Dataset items
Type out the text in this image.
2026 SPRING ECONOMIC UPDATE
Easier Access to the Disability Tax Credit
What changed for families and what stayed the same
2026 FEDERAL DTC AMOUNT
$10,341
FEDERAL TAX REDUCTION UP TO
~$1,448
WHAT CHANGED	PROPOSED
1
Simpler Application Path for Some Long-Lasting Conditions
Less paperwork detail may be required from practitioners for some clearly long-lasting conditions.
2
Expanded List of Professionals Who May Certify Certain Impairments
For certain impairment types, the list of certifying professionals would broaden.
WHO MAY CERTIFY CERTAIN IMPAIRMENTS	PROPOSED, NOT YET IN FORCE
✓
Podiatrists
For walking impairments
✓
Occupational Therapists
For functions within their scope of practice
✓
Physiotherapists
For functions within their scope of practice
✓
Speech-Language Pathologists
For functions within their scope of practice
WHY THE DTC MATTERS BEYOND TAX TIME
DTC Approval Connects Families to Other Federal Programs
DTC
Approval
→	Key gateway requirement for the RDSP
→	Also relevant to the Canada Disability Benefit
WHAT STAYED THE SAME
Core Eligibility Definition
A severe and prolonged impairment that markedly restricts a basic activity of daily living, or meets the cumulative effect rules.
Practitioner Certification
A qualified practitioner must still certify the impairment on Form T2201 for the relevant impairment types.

Problem statement: Return the entries in full, keeping every line exactly as it is.

Response:
Type out the text in this image.
2026 SPRING ECONOMIC UPDATE
Easier Access to the Disability Tax Credit
What changed for families and what stayed the same
2026 FEDERAL DTC AMOUNT
$10,341
FEDERAL TAX REDUCTION UP TO
~$1,448
WHAT CHANGED	PROPOSED
1
Simpler Application Path for Some Long-Lasting Conditions
Less paperwork detail may be required from practitioners for some clearly long-lasting conditions.
2
Expanded List of Professionals Who May Certify Certain Impairments
For certain impairment types, the list of certifying professionals would broaden.
WHO MAY CERTIFY CERTAIN IMPAIRMENTS	PROPOSED, NOT YET IN FORCE
✓
Podiatrists
For walking impairments
✓
Occupational Therapists
For functions within their scope of practice
✓
Physiotherapists
For functions within their scope of practice
✓
Speech-Language Pathologists
For functions within their scope of practice
WHY THE DTC MATTERS BEYOND TAX TIME
DTC Approval Connects Families to Other Federal Programs
DTC
Approval
→	Key gateway requirement for the RDSP
→	Also relevant to the Canada Disability Benefit
WHAT STAYED THE SAME
Core Eligibility Definition
A severe and prolonged impairment that markedly restricts a basic activity of daily living, or meets the cumulative effect rules.
Practitioner Certification
A qualified practitioner must still certify the impairment on Form T2201 for the relevant impairment types.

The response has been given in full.